* _Written task_:
Copy every line of the listing exactly.
# START OF Material to process
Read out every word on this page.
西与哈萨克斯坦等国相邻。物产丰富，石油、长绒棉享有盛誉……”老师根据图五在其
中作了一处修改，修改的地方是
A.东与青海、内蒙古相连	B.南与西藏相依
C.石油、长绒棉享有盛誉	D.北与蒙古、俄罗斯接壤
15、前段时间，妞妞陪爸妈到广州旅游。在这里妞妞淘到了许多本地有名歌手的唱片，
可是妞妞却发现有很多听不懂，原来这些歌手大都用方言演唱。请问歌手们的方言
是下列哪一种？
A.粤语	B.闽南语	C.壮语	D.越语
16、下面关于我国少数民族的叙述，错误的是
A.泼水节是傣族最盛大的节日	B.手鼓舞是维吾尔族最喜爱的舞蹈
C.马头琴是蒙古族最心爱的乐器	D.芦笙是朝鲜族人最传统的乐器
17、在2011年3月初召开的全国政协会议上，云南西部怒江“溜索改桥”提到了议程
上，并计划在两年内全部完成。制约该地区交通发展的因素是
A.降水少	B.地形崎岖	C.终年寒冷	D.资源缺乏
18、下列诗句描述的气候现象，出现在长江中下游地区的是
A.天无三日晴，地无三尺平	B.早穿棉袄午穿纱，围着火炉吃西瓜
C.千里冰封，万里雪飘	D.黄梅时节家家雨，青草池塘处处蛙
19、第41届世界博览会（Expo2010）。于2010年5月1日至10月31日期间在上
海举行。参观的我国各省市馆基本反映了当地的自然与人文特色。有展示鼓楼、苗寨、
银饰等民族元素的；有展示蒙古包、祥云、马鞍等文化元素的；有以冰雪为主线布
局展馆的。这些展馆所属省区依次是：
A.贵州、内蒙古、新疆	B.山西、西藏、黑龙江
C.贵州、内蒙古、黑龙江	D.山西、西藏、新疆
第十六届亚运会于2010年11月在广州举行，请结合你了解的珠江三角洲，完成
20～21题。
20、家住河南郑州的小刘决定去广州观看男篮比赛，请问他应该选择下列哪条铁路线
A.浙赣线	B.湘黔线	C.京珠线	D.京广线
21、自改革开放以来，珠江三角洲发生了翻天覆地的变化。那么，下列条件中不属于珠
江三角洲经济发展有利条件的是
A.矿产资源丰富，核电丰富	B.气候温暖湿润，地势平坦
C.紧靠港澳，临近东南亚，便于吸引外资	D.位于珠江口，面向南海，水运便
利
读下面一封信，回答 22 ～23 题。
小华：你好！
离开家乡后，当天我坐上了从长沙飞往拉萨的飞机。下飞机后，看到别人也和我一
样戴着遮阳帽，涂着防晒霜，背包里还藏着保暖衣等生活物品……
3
# END OF Material to process
* _Exercise result_:
Read out every word on this page.
西与哈萨克斯坦等国相邻。物产丰富，石油、长绒棉享有盛誉……”老师根据图五在其
中作了一处修改，修改的地方是
A.东与青海、内蒙古相连	B.南与西藏相依
C.石油、长绒棉享有盛誉	D.北与蒙古、俄罗斯接壤
15、前段时间，妞妞陪爸妈到广州旅游。在这里妞妞淘到了许多本地有名歌手的唱片，
可是妞妞却发现有很多听不懂，原来这些歌手大都用方言演唱。请问歌手们的方言
是下列哪一种？
A.粤语	B.闽南语	C.壮语	D.越语
16、下面关于我国少数民族的叙述，错误的是
A.泼水节是傣族最盛大的节日	B.手鼓舞是维吾尔族最喜爱的舞蹈
C.马头琴是蒙古族最心爱的乐器	D.芦笙是朝鲜族人最传统的乐器
17、在2011年3月初召开的全国政协会议上，云南西部怒江“溜索改桥”提到了议程
上，并计划在两年内全部完成。制约该地区交通发展的因素是
A.降水少	B.地形崎岖	C.终年寒冷	D.资源缺乏
18、下列诗句描述的气候现象，出现在长江中下游地区的是
A.天无三日晴，地无三尺平	B.早穿棉袄午穿纱，围着火炉吃西瓜
C.千里冰封，万里雪飘	D.黄梅时节家家雨，青草池塘处处蛙
19、第41届世界博览会（Expo2010）。于2010年5月1日至10月31日期间在上
海举行。参观的我国各省市馆基本反映了当地的自然与人文特色。有展示鼓楼、苗寨、
银饰等民族元素的；有展示蒙古包、祥云、马鞍等文化元素的；有以冰雪为主线布
局展馆的。这些展馆所属省区依次是：
A.贵州、内蒙古、新疆	B.山西、西藏、黑龙江
C.贵州、内蒙古、黑龙江	D.山西、西藏、新疆
第十六届亚运会于2010年11月在广州举行，请结合你了解的珠江三角洲，完成
20～21题。
20、家住河南郑州的小刘决定去广州观看男篮比赛，请问他应该选择下列哪条铁路线
A.浙赣线	B.湘黔线	C.京珠线	D.京广线
21、自改革开放以来，珠江三角洲发生了翻天覆地的变化。那么，下列条件中不属于珠
江三角洲经济发展有利条件的是
A.矿产资源丰富，核电丰富	B.气候温暖湿润，地势平坦
C.紧靠港澳，临近东南亚，便于吸引外资	D.位于珠江口，面向南海，水运便
利
读下面一封信，回答 22 ～23 题。
小华：你好！
离开家乡后，当天我坐上了从长沙飞往拉萨的飞机。下飞机后，看到别人也和我一
样戴着遮阳帽，涂着防晒霜，背包里还藏着保暖衣等生活物品……
3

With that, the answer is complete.